### Task details:
In the listing below, locate the lines that hold the string "settings". Copy those lines.

### Records for the task:

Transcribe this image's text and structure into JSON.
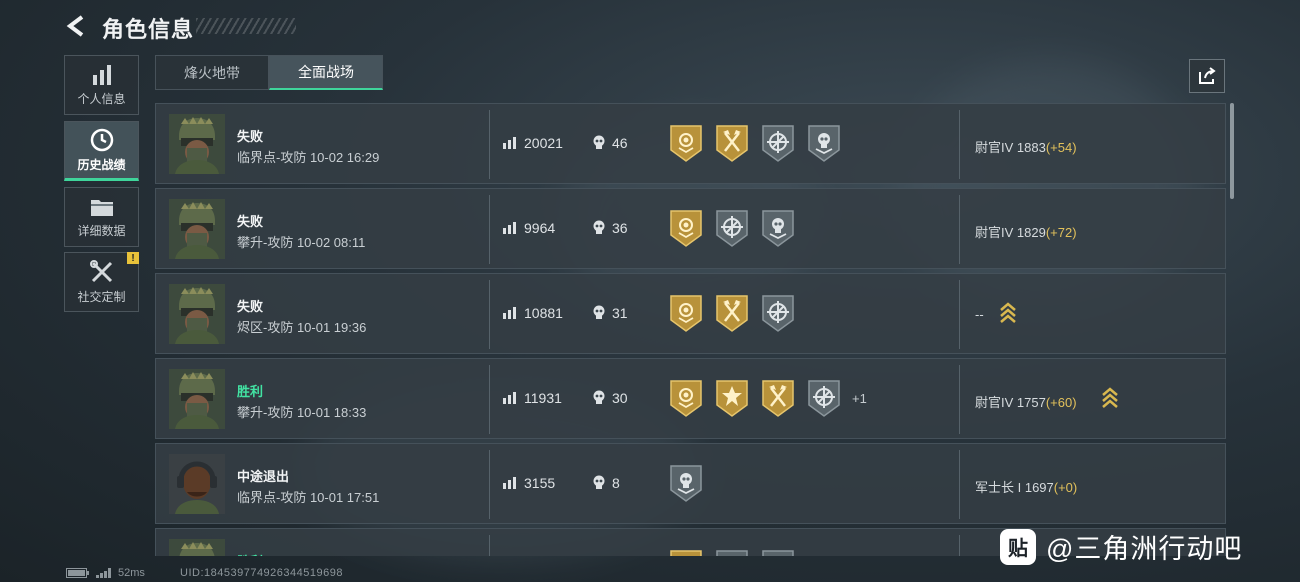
{
  "header": {
    "title": "角色信息"
  },
  "nav": [
    {
      "label": "个人信息",
      "icon": "bar-chart-icon",
      "active": false
    },
    {
      "label": "历史战绩",
      "icon": "clock-icon",
      "active": true
    },
    {
      "label": "详细数据",
      "icon": "folder-icon",
      "active": false
    },
    {
      "label": "社交定制",
      "icon": "tools-icon",
      "active": false,
      "badge": "!"
    }
  ],
  "tabs": [
    {
      "label": "烽火地带",
      "active": false
    },
    {
      "label": "全面战场",
      "active": true
    }
  ],
  "matches": [
    {
      "result": "失败",
      "win": false,
      "detail": "临界点-攻防 10-02 16:29",
      "score": "20021",
      "kills": "46",
      "medals": [
        "gold-rose",
        "gold-axe",
        "silver-target",
        "silver-skull"
      ],
      "extra": "",
      "rank": "尉官IV 1883",
      "delta": "(+54)",
      "chevron": false,
      "avatar": "helmet"
    },
    {
      "result": "失败",
      "win": false,
      "detail": "攀升-攻防 10-02 08:11",
      "score": "9964",
      "kills": "36",
      "medals": [
        "gold-rose",
        "silver-target",
        "silver-skull"
      ],
      "extra": "",
      "rank": "尉官IV 1829",
      "delta": "(+72)",
      "chevron": false,
      "avatar": "helmet"
    },
    {
      "result": "失败",
      "win": false,
      "detail": "烬区-攻防 10-01 19:36",
      "score": "10881",
      "kills": "31",
      "medals": [
        "gold-rose",
        "gold-axe",
        "silver-target"
      ],
      "extra": "",
      "rank": "--",
      "delta": "",
      "chevron": true,
      "avatar": "helmet"
    },
    {
      "result": "胜利",
      "win": true,
      "detail": "攀升-攻防 10-01 18:33",
      "score": "11931",
      "kills": "30",
      "medals": [
        "gold-rose",
        "gold-star",
        "gold-axe",
        "silver-target"
      ],
      "extra": "+1",
      "rank": "尉官IV 1757",
      "delta": "(+60)",
      "chevron": true,
      "avatar": "helmet"
    },
    {
      "result": "中途退出",
      "win": false,
      "detail": "临界点-攻防 10-01 17:51",
      "score": "3155",
      "kills": "8",
      "medals": [
        "silver-skull"
      ],
      "extra": "",
      "rank": "军士长 I 1697",
      "delta": "(+0)",
      "chevron": false,
      "avatar": "bald"
    },
    {
      "result": "胜利",
      "win": true,
      "detail": "",
      "score": "",
      "kills": "",
      "medals": [
        "gold-rose",
        "silver-target",
        "silver-skull"
      ],
      "extra": "",
      "rank": "",
      "delta": "",
      "chevron": false,
      "avatar": "helmet"
    }
  ],
  "footer": {
    "ping": "52ms",
    "uid": "UID:1845397749263445196​98"
  },
  "watermark": {
    "logo": "贴",
    "text": "@三角洲行动吧"
  },
  "colors": {
    "accent": "#3fd59b",
    "win": "#42e3a3",
    "gold": "#e2c15b"
  }
}
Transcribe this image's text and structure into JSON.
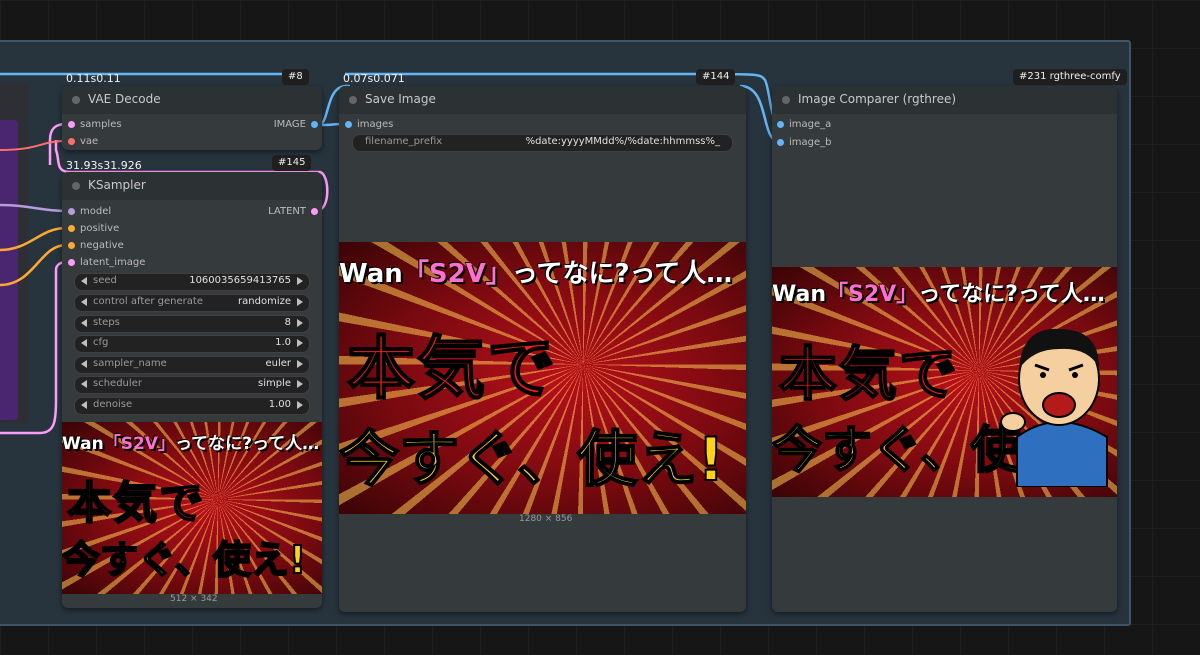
{
  "nodes": {
    "vae_decode": {
      "title": "VAE Decode",
      "id_badge": "#8",
      "timing": "0.11s0.11",
      "inputs": [
        "samples",
        "vae"
      ],
      "output": "IMAGE"
    },
    "ksampler": {
      "title": "KSampler",
      "id_badge": "#145",
      "timing": "31.93s31.926",
      "inputs": [
        "model",
        "positive",
        "negative",
        "latent_image"
      ],
      "output": "LATENT",
      "widgets": [
        {
          "label": "seed",
          "value": "1060035659413765"
        },
        {
          "label": "control after generate",
          "value": "randomize"
        },
        {
          "label": "steps",
          "value": "8"
        },
        {
          "label": "cfg",
          "value": "1.0"
        },
        {
          "label": "sampler_name",
          "value": "euler"
        },
        {
          "label": "scheduler",
          "value": "simple"
        },
        {
          "label": "denoise",
          "value": "1.00"
        }
      ],
      "preview_size": "512 × 342"
    },
    "save_image": {
      "title": "Save Image",
      "id_badge": "#144",
      "timing": "0.07s0.071",
      "inputs": [
        "images"
      ],
      "widget": {
        "label": "filename_prefix",
        "value": "%date:yyyyMMdd%/%date:hhmmss%_"
      },
      "preview_size": "1280 × 856"
    },
    "image_comparer": {
      "title": "Image Comparer (rgthree)",
      "id_badge": "#231 rgthree-comfy",
      "inputs": [
        "image_a",
        "image_b"
      ]
    }
  },
  "thumbnail": {
    "line1_a": "Wan",
    "line1_b": "「S2V」",
    "line1_c": "ってなに?って人…",
    "line2": "本気で",
    "line3": "今すぐ、使え!"
  },
  "colors": {
    "background": "#161616",
    "group": "#27343e",
    "node": "#353a3d",
    "image_wire": "#64b5f6",
    "latent_wire": "#ff9cf9",
    "conditioning_wire": "#ffa931",
    "model_wire": "#b39ddb",
    "vae_wire": "#ff6e6e"
  }
}
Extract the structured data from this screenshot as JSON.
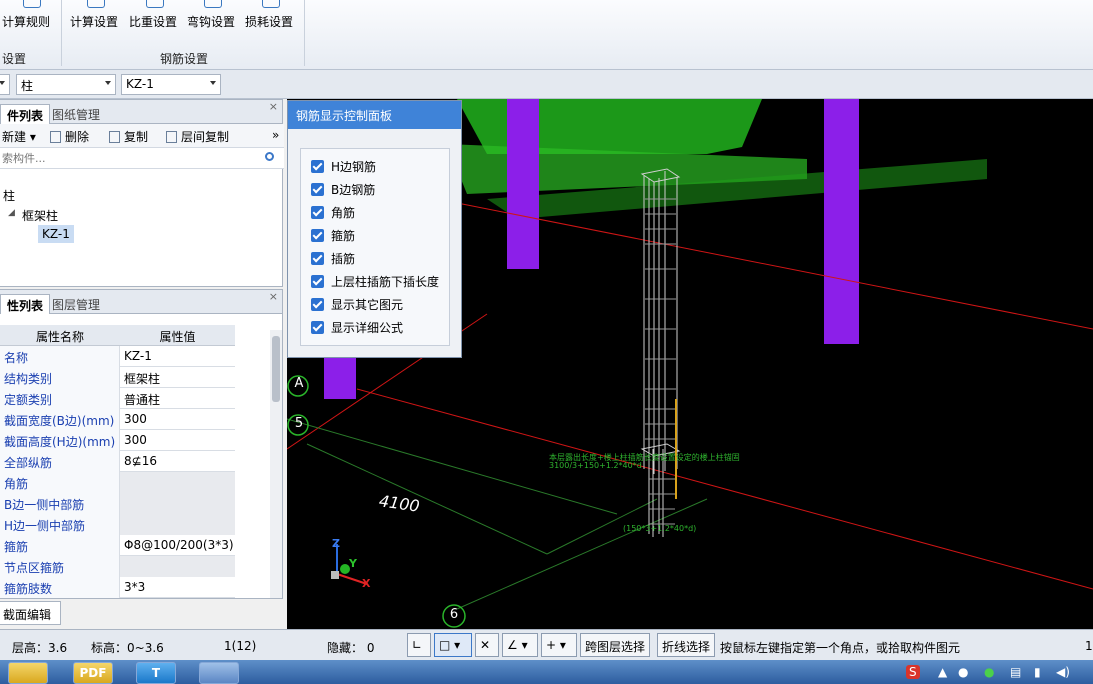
{
  "ribbon": {
    "buttons": [
      {
        "label": "计算规则",
        "icon": "calc-rules-icon"
      },
      {
        "label": "计算设置",
        "icon": "calc-settings-icon"
      },
      {
        "label": "比重设置",
        "icon": "weight-settings-icon"
      },
      {
        "label": "弯钩设置",
        "icon": "hook-settings-icon"
      },
      {
        "label": "损耗设置",
        "icon": "loss-settings-icon"
      }
    ],
    "group_left": "设置",
    "group_rebar": "钢筋设置"
  },
  "selector_bar": {
    "type": "柱",
    "component": "KZ-1"
  },
  "component_panel": {
    "tabs": [
      "件列表",
      "图纸管理"
    ],
    "close": "×",
    "toolbar": {
      "new": "新建",
      "delete": "删除",
      "copy": "复制",
      "floor_copy": "层间复制",
      "more": "»"
    },
    "search_placeholder": "索构件...",
    "tree": {
      "root": "柱",
      "group": "框架柱",
      "item": "KZ-1",
      "expand": "◢"
    }
  },
  "property_panel": {
    "tabs": [
      "性列表",
      "图层管理"
    ],
    "close": "×",
    "header": {
      "name": "属性名称",
      "value": "属性值"
    },
    "rows": [
      {
        "name": "名称",
        "value": "KZ-1"
      },
      {
        "name": "结构类别",
        "value": "框架柱"
      },
      {
        "name": "定额类别",
        "value": "普通柱"
      },
      {
        "name": "截面宽度(B边)(mm)",
        "value": "300"
      },
      {
        "name": "截面高度(H边)(mm)",
        "value": "300"
      },
      {
        "name": "全部纵筋",
        "value": "8⊈16"
      },
      {
        "name": "角筋",
        "value": ""
      },
      {
        "name": "B边一侧中部筋",
        "value": ""
      },
      {
        "name": "H边一侧中部筋",
        "value": ""
      },
      {
        "name": "箍筋",
        "value": "Φ8@100/200(3*3)"
      },
      {
        "name": "节点区箍筋",
        "value": ""
      },
      {
        "name": "箍筋肢数",
        "value": "3*3"
      }
    ],
    "section_edit": "截面编辑"
  },
  "control_panel": {
    "title": "钢筋显示控制面板",
    "options": [
      {
        "label": "H边钢筋",
        "checked": true
      },
      {
        "label": "B边钢筋",
        "checked": true
      },
      {
        "label": "角筋",
        "checked": true
      },
      {
        "label": "箍筋",
        "checked": true
      },
      {
        "label": "插筋",
        "checked": true
      },
      {
        "label": "上层柱插筋下插长度",
        "checked": true
      },
      {
        "label": "显示其它图元",
        "checked": true
      },
      {
        "label": "显示详细公式",
        "checked": true
      }
    ]
  },
  "viewport": {
    "axis_a": "A",
    "axis_5": "5",
    "axis_6": "6",
    "dimension": "4100",
    "annotation_line1": "本层露出长度+楼上柱插筋长度设置设定的楼上柱锚固",
    "annotation_line2": "3100/3+150+1.2*40*d",
    "annotation_bottom": "(150*3+1.2*40*d)",
    "axes": {
      "z": "Z",
      "y": "Y",
      "x": "X"
    },
    "colors": {
      "purple": "#8a1ee6",
      "green": "#22b422",
      "red": "#d01010",
      "grid_green": "#2a7a2a"
    }
  },
  "status_bar": {
    "floor_height": "层高：3.6",
    "elevation": "标高：0~3.6",
    "count": "1(12)",
    "hidden": "隐藏： 0",
    "cross_floor": "跨图层选择",
    "polyline_select": "折线选择",
    "hint": "按鼠标左键指定第一个角点，或拾取构件图元",
    "right_num": "1"
  },
  "taskbar": {
    "apps": [
      "",
      "PDF",
      "T",
      ""
    ]
  }
}
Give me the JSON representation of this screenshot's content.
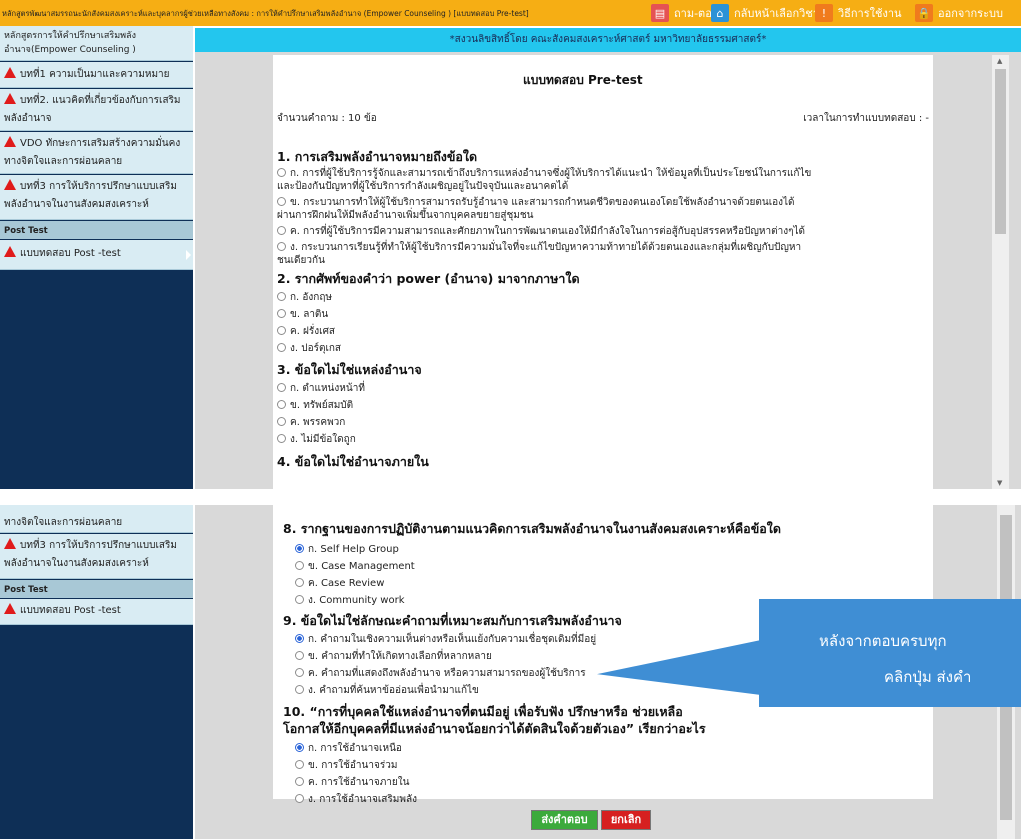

### The completed task:
        "icon": "calc-settings-icon"
        "icon": "weight-settings-icon"
        "icon": "hook-settings-icon"
        "icon": "loss-settings-icon"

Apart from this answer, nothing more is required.